[Written request]:
The entire listing is to be repeated verbatim.

----

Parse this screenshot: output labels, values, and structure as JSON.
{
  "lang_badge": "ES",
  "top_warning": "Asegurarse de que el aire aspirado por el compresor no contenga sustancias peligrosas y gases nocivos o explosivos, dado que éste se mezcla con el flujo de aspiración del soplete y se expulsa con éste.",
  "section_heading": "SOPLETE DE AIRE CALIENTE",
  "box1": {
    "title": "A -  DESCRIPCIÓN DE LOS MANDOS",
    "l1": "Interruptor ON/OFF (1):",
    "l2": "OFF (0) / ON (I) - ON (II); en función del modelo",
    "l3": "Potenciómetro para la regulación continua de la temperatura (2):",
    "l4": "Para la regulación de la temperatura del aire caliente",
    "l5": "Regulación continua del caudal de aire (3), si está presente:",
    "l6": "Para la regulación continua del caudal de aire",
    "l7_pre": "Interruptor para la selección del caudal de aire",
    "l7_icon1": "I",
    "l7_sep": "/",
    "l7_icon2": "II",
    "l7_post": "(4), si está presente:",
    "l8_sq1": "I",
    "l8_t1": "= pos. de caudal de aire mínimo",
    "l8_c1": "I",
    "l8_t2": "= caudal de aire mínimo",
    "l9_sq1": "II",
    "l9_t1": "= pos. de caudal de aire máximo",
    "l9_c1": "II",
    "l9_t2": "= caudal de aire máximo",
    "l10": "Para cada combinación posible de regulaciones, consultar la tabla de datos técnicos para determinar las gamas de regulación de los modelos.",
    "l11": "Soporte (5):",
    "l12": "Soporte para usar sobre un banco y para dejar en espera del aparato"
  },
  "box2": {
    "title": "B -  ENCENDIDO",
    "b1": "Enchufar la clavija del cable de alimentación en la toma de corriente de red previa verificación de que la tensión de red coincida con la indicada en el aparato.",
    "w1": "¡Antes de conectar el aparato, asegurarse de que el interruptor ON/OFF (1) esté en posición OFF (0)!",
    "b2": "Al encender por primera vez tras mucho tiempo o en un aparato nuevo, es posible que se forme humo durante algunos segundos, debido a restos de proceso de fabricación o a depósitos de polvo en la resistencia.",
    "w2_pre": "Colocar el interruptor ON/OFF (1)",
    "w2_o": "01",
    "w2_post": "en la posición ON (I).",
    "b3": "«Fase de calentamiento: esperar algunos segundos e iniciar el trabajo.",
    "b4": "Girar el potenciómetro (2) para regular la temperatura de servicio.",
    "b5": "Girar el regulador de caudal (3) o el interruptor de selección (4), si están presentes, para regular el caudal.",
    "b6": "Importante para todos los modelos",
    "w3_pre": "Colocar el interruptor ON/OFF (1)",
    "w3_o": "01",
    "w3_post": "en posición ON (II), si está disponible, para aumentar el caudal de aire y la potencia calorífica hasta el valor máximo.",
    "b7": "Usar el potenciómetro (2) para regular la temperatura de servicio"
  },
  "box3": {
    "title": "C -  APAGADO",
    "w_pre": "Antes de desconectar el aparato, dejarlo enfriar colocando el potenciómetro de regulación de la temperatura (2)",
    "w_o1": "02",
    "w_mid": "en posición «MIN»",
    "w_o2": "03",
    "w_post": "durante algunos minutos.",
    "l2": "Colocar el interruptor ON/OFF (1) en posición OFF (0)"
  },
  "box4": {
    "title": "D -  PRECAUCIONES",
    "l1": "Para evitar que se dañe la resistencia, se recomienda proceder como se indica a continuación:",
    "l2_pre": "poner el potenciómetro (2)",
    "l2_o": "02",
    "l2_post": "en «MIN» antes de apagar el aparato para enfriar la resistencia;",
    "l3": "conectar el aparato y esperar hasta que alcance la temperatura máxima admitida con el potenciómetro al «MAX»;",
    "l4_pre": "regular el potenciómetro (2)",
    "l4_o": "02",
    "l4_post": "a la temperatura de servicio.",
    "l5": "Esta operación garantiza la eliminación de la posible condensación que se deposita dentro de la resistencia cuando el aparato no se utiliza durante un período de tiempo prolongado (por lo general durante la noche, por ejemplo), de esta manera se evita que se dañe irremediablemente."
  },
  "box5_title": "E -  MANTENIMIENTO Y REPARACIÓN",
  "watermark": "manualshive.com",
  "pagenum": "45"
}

----

[Reply]:
Parse this screenshot: output labels, values, and structure as JSON.
{
  "lang_badge": "ES",
  "top_warning": "Asegurarse de que el aire aspirado por el compresor no contenga sustancias peligrosas y gases nocivos o explosivos, dado que éste se mezcla con el flujo de aspiración del soplete y se expulsa con éste.",
  "section_heading": "SOPLETE DE AIRE CALIENTE",
  "box1": {
    "title": "A -  DESCRIPCIÓN DE LOS MANDOS",
    "l1": "Interruptor ON/OFF (1):",
    "l2": "OFF (0) / ON (I) - ON (II); en función del modelo",
    "l3": "Potenciómetro para la regulación continua de la temperatura (2):",
    "l4": "Para la regulación de la temperatura del aire caliente",
    "l5": "Regulación continua del caudal de aire (3), si está presente:",
    "l6": "Para la regulación continua del caudal de aire",
    "l7_pre": "Interruptor para la selección del caudal de aire",
    "l7_icon1": "I",
    "l7_sep": "/",
    "l7_icon2": "II",
    "l7_post": "(4), si está presente:",
    "l8_sq1": "I",
    "l8_t1": "= pos. de caudal de aire mínimo",
    "l8_c1": "I",
    "l8_t2": "= caudal de aire mínimo",
    "l9_sq1": "II",
    "l9_t1": "= pos. de caudal de aire máximo",
    "l9_c1": "II",
    "l9_t2": "= caudal de aire máximo",
    "l10": "Para cada combinación posible de regulaciones, consultar la tabla de datos técnicos para determinar las gamas de regulación de los modelos.",
    "l11": "Soporte (5):",
    "l12": "Soporte para usar sobre un banco y para dejar en espera del aparato"
  },
  "box2": {
    "title": "B -  ENCENDIDO",
    "b1": "Enchufar la clavija del cable de alimentación en la toma de corriente de red previa verificación de que la tensión de red coincida con la indicada en el aparato.",
    "w1": "¡Antes de conectar el aparato, asegurarse de que el interruptor ON/OFF (1) esté en posición OFF (0)!",
    "b2": "Al encender por primera vez tras mucho tiempo o en un aparato nuevo, es posible que se forme humo durante algunos segundos, debido a restos de proceso de fabricación o a depósitos de polvo en la resistencia.",
    "w2_pre": "Colocar el interruptor ON/OFF (1)",
    "w2_o": "01",
    "w2_post": "en la posición ON (I).",
    "b3": "«Fase de calentamiento: esperar algunos segundos e iniciar el trabajo.",
    "b4": "Girar el potenciómetro (2) para regular la temperatura de servicio.",
    "b5": "Girar el regulador de caudal (3) o el interruptor de selección (4), si están presentes, para regular el caudal.",
    "b6": "Importante para todos los modelos",
    "w3_pre": "Colocar el interruptor ON/OFF (1)",
    "w3_o": "01",
    "w3_post": "en posición ON (II), si está disponible, para aumentar el caudal de aire y la potencia calorífica hasta el valor máximo.",
    "b7": "Usar el potenciómetro (2) para regular la temperatura de servicio"
  },
  "box3": {
    "title": "C -  APAGADO",
    "w_pre": "Antes de desconectar el aparato, dejarlo enfriar colocando el potenciómetro de regulación de la temperatura (2)",
    "w_o1": "02",
    "w_mid": "en posición «MIN»",
    "w_o2": "03",
    "w_post": "durante algunos minutos.",
    "l2": "Colocar el interruptor ON/OFF (1) en posición OFF (0)"
  },
  "box4": {
    "title": "D -  PRECAUCIONES",
    "l1": "Para evitar que se dañe la resistencia, se recomienda proceder como se indica a continuación:",
    "l2_pre": "poner el potenciómetro (2)",
    "l2_o": "02",
    "l2_post": "en «MIN» antes de apagar el aparato para enfriar la resistencia;",
    "l3": "conectar el aparato y esperar hasta que alcance la temperatura máxima admitida con el potenciómetro al «MAX»;",
    "l4_pre": "regular el potenciómetro (2)",
    "l4_o": "02",
    "l4_post": "a la temperatura de servicio.",
    "l5": "Esta operación garantiza la eliminación de la posible condensación que se deposita dentro de la resistencia cuando el aparato no se utiliza durante un período de tiempo prolongado (por lo general durante la noche, por ejemplo), de esta manera se evita que se dañe irremediablemente."
  },
  "box5_title": "E -  MANTENIMIENTO Y REPARACIÓN",
  "watermark": "manualshive.com",
  "pagenum": "45"
}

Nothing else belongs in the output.